Work required:
Look through the data and write out every line with the word "name" in it.

Material for this exercise:
-*-*-

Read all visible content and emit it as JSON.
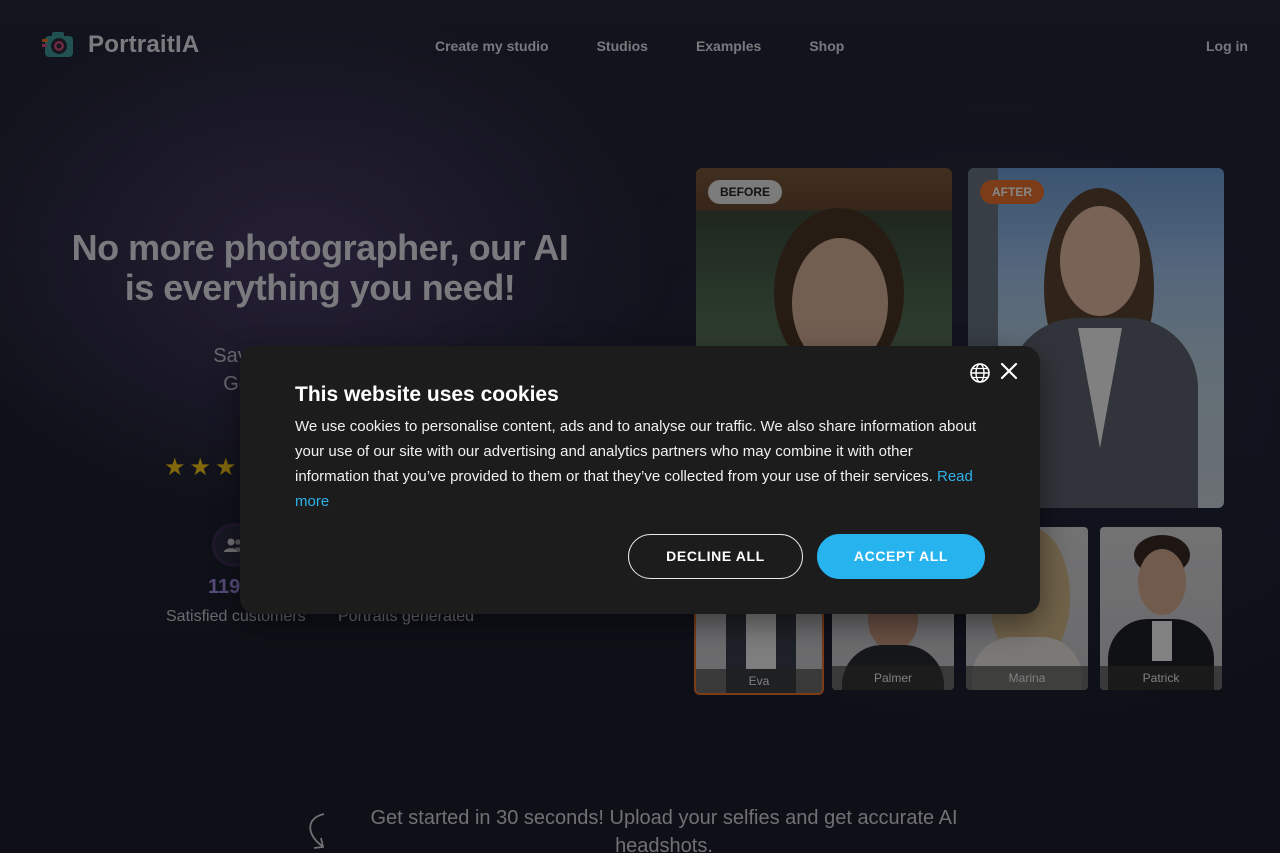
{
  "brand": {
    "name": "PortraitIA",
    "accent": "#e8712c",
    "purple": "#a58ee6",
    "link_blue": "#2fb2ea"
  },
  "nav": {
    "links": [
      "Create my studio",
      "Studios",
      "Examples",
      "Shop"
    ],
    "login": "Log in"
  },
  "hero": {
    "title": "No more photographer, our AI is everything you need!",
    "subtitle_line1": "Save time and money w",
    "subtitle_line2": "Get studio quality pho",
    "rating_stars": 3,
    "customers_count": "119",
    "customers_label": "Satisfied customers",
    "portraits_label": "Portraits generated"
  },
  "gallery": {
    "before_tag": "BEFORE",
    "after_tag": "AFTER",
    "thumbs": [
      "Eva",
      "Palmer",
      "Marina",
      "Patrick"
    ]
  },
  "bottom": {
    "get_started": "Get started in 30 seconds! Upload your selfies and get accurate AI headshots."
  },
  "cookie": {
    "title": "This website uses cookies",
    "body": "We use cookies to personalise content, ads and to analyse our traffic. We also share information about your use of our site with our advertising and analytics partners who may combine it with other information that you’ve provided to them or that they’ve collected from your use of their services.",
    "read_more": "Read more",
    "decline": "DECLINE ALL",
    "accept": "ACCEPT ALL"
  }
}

-*-*-

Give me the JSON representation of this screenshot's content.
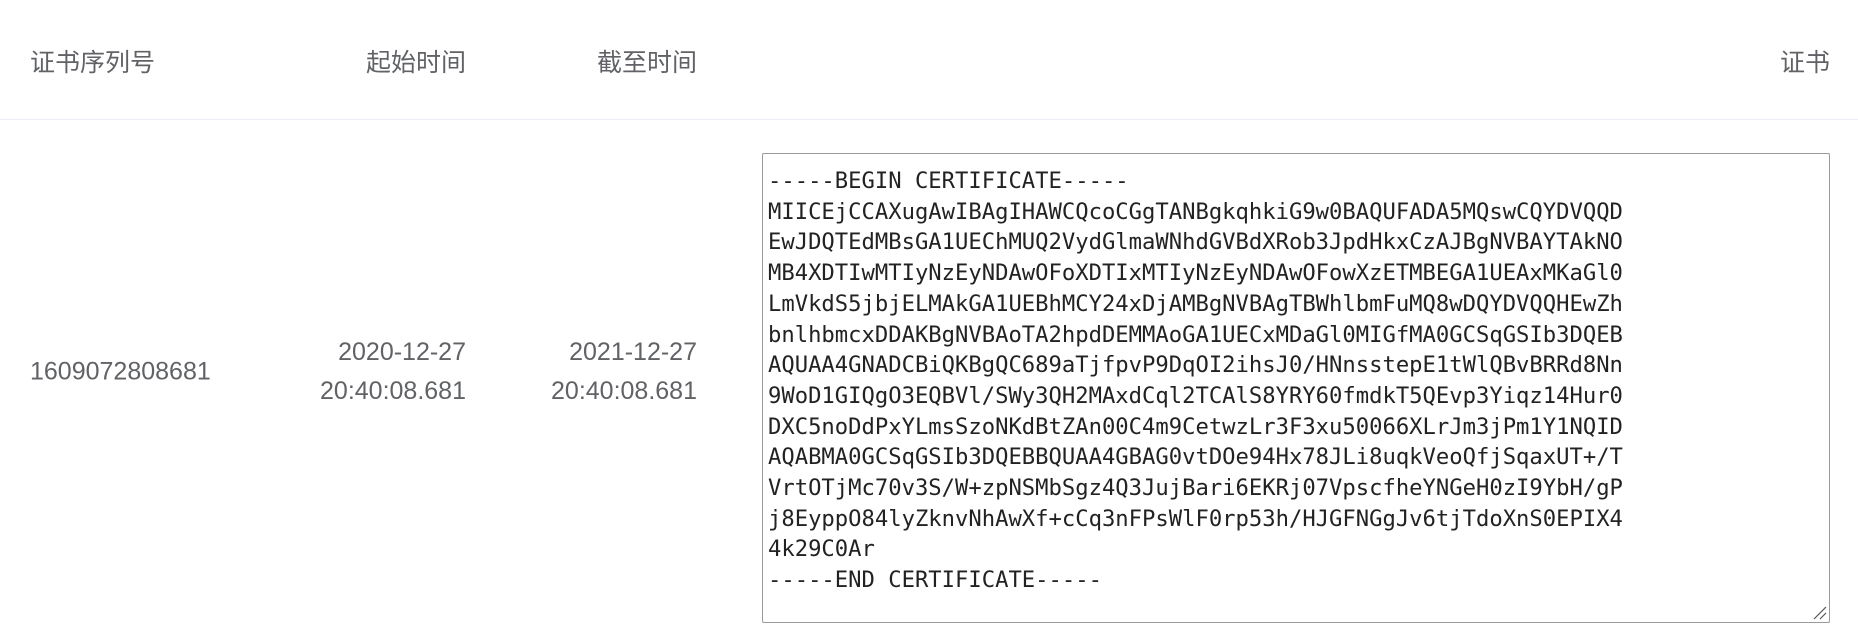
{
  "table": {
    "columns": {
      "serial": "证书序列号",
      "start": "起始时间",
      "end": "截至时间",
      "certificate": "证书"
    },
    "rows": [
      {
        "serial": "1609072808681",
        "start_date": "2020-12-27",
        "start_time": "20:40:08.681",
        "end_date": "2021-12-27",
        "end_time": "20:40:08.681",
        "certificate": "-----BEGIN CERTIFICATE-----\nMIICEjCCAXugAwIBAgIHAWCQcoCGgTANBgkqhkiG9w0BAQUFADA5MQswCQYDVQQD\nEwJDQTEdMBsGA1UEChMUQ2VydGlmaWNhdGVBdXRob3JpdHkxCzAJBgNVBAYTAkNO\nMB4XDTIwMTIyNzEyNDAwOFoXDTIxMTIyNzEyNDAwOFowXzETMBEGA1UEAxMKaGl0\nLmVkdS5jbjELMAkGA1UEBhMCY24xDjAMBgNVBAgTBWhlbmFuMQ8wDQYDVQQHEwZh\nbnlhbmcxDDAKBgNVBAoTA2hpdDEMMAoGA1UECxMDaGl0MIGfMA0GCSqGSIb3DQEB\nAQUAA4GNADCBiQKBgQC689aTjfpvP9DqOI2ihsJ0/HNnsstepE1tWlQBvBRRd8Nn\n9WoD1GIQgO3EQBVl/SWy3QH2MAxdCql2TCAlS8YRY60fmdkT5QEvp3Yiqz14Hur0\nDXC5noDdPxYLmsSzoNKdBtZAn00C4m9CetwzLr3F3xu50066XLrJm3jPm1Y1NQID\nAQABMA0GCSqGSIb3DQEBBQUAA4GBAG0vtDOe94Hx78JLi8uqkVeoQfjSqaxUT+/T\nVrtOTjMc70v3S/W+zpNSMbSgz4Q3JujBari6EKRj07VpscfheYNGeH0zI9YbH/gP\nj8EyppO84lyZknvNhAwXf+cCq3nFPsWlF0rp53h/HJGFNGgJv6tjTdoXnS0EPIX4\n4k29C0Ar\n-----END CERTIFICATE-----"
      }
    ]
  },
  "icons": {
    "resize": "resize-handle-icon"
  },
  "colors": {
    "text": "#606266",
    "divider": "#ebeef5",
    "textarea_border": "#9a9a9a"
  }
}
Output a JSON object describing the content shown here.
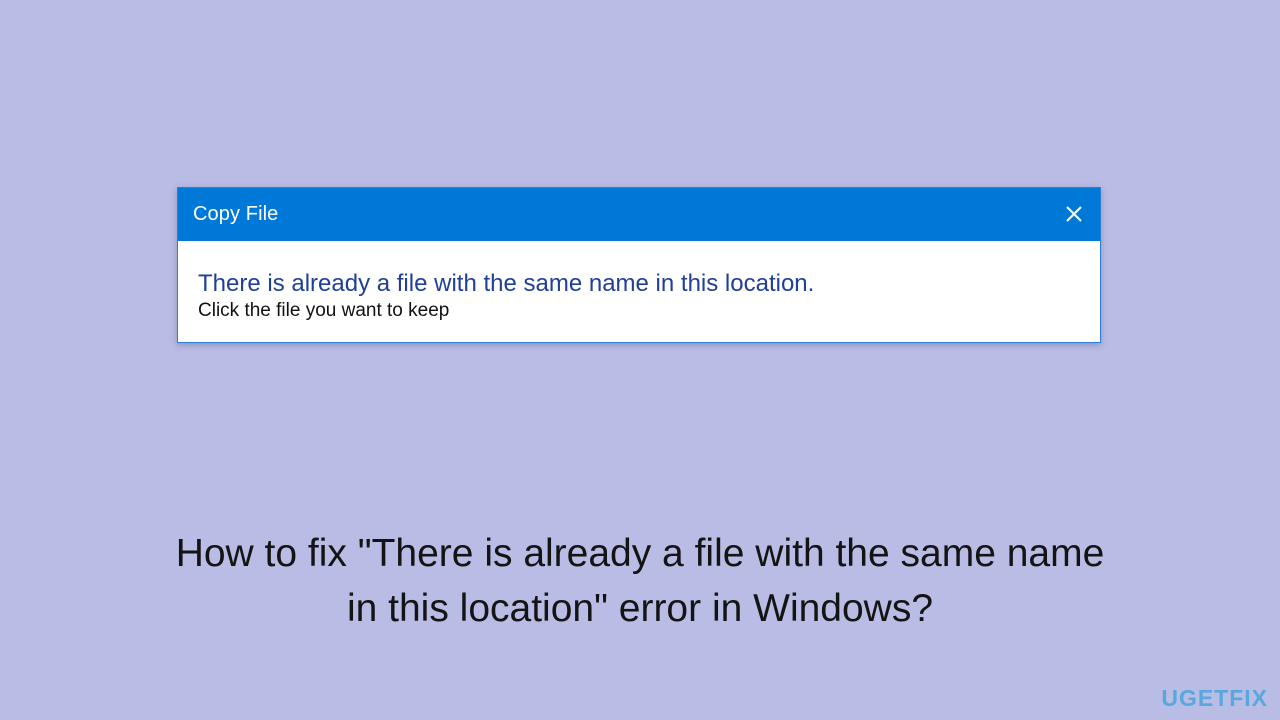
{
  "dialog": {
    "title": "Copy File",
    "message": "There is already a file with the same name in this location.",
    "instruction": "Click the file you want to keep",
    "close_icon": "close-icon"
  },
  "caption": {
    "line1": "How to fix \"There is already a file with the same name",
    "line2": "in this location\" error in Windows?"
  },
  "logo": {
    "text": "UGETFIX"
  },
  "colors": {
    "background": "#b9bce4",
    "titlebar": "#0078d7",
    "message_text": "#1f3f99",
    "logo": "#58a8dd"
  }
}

-*-*-

Response to this exercise:
    "name": "PortraitIA",
    "message": "There is already a file with the same name in this location.",
    "line1": "How to fix \"There is already a file with the same name",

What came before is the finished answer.